Stored dataset items:
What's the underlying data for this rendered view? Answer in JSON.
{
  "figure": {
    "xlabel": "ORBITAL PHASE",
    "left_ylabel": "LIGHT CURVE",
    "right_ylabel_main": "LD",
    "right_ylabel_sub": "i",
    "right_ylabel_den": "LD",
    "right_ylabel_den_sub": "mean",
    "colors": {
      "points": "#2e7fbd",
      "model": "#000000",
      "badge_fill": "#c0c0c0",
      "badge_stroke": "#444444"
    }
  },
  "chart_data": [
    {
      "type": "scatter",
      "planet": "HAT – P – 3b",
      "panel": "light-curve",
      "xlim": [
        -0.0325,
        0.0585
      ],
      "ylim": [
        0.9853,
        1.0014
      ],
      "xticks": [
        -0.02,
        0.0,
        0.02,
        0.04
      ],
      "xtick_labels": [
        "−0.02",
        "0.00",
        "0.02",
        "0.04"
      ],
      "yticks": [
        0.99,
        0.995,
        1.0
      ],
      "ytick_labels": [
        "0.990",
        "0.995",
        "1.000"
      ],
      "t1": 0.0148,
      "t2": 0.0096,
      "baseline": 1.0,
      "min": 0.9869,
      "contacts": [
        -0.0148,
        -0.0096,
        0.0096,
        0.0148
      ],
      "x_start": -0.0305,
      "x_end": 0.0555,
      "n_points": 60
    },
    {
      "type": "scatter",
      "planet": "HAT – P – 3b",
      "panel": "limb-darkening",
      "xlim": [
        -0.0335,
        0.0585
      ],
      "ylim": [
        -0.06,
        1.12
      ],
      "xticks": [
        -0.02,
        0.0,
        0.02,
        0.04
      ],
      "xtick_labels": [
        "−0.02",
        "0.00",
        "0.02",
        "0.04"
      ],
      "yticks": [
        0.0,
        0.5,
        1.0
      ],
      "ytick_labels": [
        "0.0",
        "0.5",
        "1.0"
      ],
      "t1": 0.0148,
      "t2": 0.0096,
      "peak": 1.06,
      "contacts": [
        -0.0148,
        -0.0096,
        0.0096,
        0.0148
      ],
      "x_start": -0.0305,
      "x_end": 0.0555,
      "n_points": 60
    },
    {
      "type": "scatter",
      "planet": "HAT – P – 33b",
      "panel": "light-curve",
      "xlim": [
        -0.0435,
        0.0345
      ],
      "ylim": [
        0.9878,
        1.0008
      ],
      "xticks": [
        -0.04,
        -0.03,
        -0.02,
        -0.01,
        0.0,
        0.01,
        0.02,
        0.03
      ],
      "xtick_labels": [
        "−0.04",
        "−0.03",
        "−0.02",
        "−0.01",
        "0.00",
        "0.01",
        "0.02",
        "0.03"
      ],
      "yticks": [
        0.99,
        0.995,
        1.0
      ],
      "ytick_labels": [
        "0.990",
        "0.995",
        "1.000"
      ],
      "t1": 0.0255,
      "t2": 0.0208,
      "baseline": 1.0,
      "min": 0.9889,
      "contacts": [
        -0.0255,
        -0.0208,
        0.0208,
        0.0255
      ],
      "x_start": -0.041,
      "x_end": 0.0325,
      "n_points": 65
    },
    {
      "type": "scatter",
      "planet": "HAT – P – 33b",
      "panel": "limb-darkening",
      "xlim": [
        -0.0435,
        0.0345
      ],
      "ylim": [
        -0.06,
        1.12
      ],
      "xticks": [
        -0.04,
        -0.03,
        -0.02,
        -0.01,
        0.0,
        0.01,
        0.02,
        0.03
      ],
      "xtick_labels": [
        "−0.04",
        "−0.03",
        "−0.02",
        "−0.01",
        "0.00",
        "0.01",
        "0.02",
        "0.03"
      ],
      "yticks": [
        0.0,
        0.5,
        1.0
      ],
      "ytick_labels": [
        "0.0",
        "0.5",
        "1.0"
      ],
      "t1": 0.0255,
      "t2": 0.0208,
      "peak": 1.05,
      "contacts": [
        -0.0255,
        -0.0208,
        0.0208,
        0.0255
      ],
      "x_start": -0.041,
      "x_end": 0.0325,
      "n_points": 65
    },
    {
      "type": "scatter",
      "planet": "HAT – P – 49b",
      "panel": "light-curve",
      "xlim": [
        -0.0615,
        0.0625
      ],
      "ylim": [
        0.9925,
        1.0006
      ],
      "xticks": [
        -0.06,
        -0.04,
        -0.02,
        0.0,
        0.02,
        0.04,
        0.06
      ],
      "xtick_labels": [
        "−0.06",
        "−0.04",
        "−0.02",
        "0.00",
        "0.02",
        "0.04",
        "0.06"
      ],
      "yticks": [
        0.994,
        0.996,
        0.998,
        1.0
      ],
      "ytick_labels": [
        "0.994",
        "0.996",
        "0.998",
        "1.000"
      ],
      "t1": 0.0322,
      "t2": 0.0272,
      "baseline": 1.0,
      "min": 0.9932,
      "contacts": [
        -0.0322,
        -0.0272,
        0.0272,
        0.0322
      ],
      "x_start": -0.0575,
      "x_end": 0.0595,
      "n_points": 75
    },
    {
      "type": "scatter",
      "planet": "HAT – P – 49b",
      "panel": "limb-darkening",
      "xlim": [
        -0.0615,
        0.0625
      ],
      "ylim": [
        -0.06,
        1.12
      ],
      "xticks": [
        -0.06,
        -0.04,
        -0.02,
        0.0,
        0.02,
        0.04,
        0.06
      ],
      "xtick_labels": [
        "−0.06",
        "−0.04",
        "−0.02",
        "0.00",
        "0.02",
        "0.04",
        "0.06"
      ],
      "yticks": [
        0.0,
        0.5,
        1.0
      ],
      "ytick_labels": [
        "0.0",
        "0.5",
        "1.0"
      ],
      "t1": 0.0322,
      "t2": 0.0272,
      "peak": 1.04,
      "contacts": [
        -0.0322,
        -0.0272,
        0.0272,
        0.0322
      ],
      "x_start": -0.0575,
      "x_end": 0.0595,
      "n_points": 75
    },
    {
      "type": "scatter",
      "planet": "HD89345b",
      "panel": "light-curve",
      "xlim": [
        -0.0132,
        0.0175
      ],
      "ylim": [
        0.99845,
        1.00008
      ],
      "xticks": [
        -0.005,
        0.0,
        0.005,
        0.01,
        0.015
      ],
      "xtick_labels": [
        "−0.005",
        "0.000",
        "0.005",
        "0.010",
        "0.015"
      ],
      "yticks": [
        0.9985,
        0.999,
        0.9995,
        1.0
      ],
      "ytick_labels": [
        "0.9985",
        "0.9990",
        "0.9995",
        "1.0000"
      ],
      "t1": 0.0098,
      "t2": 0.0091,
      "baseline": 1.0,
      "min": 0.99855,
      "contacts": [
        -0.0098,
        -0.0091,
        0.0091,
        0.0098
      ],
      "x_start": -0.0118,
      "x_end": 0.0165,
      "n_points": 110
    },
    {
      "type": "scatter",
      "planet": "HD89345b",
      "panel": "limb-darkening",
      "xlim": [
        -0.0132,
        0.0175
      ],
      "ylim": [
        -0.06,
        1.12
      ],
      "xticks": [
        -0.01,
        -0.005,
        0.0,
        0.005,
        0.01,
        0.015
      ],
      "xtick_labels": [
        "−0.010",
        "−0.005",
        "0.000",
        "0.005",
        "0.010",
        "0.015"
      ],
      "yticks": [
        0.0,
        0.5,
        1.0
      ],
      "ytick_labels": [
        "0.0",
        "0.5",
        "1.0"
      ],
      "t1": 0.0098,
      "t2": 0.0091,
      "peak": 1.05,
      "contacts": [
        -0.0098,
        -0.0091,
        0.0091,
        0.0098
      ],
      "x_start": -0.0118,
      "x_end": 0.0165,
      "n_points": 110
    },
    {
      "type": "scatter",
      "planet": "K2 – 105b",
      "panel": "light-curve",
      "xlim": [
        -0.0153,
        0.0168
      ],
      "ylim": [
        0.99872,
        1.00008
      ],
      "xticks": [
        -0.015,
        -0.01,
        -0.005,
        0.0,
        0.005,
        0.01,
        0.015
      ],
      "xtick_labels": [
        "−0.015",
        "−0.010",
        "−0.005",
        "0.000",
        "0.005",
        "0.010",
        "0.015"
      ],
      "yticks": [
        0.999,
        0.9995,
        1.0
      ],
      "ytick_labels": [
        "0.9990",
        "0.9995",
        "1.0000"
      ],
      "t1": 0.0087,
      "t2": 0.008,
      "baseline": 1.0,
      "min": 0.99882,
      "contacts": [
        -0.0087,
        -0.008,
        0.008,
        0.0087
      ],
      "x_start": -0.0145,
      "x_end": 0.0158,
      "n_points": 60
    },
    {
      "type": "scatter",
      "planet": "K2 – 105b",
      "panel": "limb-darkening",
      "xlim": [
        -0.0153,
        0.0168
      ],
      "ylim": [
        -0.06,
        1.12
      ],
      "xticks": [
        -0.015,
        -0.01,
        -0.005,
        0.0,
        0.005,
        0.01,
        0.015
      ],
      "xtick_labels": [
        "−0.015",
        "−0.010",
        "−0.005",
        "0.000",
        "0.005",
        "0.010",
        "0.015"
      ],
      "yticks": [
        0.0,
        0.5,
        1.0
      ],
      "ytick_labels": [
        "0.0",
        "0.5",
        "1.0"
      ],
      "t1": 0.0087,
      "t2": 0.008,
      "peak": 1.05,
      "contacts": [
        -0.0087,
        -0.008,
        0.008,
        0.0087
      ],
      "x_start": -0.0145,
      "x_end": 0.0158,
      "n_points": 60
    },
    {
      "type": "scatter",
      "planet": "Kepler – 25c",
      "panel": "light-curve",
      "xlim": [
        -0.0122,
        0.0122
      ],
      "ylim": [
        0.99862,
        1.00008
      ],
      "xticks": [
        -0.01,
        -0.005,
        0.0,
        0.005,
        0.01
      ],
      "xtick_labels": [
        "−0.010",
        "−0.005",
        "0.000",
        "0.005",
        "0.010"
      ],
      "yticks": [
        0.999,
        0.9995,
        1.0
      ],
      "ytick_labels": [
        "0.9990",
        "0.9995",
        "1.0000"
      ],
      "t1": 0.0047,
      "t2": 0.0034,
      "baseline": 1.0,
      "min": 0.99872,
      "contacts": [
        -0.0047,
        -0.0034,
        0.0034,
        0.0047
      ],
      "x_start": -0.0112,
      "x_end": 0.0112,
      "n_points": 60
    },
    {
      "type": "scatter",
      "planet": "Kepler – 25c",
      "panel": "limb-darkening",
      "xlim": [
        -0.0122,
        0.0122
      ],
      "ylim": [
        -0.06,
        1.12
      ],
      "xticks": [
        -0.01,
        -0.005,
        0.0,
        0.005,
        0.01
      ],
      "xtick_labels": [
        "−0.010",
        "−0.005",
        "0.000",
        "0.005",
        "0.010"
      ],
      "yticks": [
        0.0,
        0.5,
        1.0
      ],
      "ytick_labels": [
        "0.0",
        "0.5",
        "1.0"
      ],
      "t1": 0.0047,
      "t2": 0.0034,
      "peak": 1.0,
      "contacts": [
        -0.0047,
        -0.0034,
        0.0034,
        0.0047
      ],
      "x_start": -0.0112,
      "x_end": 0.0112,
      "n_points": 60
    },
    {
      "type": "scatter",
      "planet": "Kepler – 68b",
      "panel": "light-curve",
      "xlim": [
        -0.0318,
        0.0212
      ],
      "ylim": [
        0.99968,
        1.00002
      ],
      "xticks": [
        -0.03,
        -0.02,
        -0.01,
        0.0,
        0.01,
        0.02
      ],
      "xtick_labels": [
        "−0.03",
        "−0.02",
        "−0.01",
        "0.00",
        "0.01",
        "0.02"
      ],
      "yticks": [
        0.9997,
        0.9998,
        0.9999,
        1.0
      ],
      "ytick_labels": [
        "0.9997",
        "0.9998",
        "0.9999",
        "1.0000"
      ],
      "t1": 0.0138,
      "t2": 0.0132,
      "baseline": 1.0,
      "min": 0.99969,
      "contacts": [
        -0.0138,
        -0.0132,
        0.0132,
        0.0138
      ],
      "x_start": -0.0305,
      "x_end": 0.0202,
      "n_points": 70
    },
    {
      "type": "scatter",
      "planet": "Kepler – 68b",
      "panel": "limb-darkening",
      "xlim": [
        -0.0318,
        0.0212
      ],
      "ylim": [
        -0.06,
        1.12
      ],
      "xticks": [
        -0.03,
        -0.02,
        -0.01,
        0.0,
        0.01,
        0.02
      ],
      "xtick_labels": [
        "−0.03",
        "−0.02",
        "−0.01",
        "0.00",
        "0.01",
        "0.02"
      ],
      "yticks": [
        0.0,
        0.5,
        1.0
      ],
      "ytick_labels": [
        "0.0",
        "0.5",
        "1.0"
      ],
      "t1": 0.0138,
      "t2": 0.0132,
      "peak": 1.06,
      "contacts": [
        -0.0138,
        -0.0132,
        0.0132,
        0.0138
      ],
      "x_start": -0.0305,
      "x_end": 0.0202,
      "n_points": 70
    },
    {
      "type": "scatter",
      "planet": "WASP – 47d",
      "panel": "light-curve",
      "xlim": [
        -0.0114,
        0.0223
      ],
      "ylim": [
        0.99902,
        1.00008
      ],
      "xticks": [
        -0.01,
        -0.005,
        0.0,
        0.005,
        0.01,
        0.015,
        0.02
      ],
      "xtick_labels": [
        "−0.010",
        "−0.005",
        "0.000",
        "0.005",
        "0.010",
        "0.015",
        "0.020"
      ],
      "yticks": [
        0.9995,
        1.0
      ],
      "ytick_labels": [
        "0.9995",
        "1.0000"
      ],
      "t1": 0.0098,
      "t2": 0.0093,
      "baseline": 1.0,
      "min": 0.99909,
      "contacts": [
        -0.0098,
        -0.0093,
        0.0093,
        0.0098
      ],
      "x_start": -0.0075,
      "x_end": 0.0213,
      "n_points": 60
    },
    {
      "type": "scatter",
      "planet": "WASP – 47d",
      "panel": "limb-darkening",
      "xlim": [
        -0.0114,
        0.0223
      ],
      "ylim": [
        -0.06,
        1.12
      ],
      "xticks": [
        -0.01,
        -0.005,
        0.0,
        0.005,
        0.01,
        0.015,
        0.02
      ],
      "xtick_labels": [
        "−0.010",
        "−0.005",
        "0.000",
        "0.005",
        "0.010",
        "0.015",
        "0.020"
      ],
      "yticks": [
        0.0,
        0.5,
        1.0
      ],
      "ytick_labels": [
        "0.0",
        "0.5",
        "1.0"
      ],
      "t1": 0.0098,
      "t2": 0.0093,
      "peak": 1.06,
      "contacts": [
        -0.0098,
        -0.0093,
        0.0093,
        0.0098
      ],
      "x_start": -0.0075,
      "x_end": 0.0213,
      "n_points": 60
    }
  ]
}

--

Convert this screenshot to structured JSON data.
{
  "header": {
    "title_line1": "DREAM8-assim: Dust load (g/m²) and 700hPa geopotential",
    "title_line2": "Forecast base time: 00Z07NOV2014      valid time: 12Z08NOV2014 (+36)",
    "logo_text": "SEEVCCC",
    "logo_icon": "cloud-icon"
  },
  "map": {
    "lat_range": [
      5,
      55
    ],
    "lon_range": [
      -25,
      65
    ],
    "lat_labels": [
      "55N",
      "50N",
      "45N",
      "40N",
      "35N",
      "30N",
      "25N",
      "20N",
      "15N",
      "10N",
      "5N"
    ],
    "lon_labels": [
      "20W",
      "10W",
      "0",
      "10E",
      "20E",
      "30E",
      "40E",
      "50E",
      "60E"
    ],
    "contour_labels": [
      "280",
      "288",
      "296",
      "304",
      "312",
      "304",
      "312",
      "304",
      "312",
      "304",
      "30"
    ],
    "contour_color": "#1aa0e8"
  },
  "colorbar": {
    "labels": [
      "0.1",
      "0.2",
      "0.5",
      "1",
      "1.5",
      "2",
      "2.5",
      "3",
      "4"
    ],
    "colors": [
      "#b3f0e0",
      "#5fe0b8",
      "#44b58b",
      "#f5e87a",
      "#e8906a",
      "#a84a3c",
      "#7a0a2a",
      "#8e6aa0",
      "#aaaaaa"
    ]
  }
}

TASK PROMPT →
Return, from the data, each line that has the word "this" in it.

OUTPUT OF THE TASK →
What's the underlying data for this rendered view? Answer in JSON.
Convert this screenshot to structured JSON data.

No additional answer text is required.